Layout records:

######

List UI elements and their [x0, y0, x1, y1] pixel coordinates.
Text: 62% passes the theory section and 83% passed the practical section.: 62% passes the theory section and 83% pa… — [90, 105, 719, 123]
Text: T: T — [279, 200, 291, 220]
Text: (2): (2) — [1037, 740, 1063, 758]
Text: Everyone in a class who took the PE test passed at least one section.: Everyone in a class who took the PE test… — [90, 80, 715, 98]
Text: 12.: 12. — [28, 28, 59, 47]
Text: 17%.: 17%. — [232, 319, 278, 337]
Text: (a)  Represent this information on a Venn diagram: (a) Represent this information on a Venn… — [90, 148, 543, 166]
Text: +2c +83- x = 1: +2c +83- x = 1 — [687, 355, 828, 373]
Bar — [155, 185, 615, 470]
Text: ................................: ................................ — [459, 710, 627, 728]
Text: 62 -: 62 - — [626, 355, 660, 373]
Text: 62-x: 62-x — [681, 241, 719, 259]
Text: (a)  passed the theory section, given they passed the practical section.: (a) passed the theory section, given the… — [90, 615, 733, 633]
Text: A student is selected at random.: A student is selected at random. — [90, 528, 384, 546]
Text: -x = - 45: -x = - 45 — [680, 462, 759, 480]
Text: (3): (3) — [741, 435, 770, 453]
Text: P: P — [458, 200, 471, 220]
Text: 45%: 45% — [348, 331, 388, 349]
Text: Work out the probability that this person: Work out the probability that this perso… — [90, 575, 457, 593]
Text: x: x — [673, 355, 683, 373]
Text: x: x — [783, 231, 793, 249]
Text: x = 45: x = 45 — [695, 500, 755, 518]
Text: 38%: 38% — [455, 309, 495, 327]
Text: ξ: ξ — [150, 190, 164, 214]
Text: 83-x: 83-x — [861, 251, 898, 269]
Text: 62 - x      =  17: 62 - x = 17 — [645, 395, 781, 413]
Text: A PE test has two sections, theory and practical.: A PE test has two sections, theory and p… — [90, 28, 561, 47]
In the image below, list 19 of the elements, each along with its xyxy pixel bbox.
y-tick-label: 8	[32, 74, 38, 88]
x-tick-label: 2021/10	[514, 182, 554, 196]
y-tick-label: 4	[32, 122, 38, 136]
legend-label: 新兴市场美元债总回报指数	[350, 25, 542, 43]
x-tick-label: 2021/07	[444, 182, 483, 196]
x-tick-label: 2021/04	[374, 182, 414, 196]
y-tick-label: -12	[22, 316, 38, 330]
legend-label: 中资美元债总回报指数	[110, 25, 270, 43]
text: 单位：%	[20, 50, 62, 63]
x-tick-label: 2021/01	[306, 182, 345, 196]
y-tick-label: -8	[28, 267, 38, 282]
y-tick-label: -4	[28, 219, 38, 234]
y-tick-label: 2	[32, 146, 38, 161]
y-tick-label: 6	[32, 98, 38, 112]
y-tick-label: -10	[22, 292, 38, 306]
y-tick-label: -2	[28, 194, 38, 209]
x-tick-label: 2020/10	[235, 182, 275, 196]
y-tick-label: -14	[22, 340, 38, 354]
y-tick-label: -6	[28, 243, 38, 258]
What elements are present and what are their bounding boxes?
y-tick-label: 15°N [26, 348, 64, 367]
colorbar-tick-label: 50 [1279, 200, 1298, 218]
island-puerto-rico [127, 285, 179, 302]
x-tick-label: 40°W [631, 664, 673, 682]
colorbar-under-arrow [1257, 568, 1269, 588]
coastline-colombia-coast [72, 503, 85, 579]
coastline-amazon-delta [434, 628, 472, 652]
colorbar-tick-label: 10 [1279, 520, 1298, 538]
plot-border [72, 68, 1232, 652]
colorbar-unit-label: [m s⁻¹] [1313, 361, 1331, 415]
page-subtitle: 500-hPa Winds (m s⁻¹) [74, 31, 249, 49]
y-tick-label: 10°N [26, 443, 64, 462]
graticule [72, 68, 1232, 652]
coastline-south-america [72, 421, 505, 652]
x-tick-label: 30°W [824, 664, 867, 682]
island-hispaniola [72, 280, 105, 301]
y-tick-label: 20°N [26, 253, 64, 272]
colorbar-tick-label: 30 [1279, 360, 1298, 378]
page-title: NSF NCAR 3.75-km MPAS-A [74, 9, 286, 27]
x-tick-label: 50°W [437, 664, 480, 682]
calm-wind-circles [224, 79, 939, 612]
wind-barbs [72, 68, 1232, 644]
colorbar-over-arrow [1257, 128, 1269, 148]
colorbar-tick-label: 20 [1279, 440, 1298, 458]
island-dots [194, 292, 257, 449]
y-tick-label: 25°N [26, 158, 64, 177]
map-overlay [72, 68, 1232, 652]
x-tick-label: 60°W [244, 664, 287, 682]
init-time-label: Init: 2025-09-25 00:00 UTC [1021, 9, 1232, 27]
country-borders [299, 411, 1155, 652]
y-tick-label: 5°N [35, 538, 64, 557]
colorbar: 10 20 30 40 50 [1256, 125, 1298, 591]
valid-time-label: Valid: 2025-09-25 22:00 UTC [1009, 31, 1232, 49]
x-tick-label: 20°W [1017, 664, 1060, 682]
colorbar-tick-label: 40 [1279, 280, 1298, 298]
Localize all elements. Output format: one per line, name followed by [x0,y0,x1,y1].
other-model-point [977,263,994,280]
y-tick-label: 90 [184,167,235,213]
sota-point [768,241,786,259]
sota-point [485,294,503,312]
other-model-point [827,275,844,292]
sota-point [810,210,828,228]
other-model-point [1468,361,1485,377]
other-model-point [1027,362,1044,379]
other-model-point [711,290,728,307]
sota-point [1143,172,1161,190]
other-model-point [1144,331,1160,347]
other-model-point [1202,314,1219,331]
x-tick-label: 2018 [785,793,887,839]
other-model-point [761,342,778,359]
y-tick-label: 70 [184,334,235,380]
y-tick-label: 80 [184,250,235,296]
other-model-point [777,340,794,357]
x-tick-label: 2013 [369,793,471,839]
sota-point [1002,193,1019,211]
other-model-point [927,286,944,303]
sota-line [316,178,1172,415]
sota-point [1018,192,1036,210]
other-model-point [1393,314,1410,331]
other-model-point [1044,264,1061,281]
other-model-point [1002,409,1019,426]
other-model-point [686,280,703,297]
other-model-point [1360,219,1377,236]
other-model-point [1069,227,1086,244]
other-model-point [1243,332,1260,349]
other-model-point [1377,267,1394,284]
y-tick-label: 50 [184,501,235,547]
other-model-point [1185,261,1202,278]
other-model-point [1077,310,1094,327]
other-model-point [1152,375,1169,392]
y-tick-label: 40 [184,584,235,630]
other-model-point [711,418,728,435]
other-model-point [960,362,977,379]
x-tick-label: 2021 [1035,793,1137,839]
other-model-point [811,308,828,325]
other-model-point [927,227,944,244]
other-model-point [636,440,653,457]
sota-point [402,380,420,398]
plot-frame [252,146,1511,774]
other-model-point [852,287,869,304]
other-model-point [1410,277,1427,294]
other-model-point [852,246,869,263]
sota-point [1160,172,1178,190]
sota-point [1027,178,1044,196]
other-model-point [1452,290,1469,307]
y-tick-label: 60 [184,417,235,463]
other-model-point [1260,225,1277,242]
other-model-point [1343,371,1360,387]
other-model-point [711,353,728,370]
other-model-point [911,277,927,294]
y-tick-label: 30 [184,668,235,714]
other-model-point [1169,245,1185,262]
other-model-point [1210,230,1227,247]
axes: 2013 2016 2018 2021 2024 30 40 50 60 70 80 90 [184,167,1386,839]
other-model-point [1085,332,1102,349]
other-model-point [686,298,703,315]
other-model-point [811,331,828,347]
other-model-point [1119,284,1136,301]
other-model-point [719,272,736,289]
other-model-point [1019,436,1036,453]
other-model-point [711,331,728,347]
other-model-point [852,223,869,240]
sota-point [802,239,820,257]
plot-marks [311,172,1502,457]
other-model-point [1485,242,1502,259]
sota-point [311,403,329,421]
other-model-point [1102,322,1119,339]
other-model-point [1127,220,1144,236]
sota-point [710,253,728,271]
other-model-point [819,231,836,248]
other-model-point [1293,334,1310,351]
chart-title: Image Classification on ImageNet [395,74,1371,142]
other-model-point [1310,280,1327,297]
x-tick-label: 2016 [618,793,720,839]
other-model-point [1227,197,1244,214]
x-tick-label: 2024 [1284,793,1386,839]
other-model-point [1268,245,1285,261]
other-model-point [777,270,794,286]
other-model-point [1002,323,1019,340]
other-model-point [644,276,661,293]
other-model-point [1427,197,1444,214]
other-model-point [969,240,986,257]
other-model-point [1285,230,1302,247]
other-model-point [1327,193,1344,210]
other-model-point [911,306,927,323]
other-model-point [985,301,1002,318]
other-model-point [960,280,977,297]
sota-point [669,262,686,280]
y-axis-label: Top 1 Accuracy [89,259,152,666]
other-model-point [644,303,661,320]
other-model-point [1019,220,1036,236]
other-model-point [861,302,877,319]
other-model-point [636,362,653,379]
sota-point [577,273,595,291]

######

**DIRECTIONS FOR THIS TASK:** Starting at the beginning of the entries and going on through the line with "710, 627, 728]", switch every "theory" to "written" and write those lines out again with nothing else changed.

**FINISHED TASK:**
List UI elements and their [x0, y0, x1, y1] pixel coordinates.
Text: 62% passes the written section and 83% passed the practical section.: 62% passes the written section and 83% pa… — [90, 105, 719, 123]
Text: T: T — [279, 200, 291, 220]
Text: (2): (2) — [1037, 740, 1063, 758]
Text: Everyone in a class who took the PE test passed at least one section.: Everyone in a class who took the PE test… — [90, 80, 715, 98]
Text: 12.: 12. — [28, 28, 59, 47]
Text: 17%.: 17%. — [232, 319, 278, 337]
Text: (a)  Represent this information on a Venn diagram: (a) Represent this information on a Venn… — [90, 148, 543, 166]
Text: +2c +83- x = 1: +2c +83- x = 1 — [687, 355, 828, 373]
Bar — [155, 185, 615, 470]
Text: ................................: ................................ — [459, 710, 627, 728]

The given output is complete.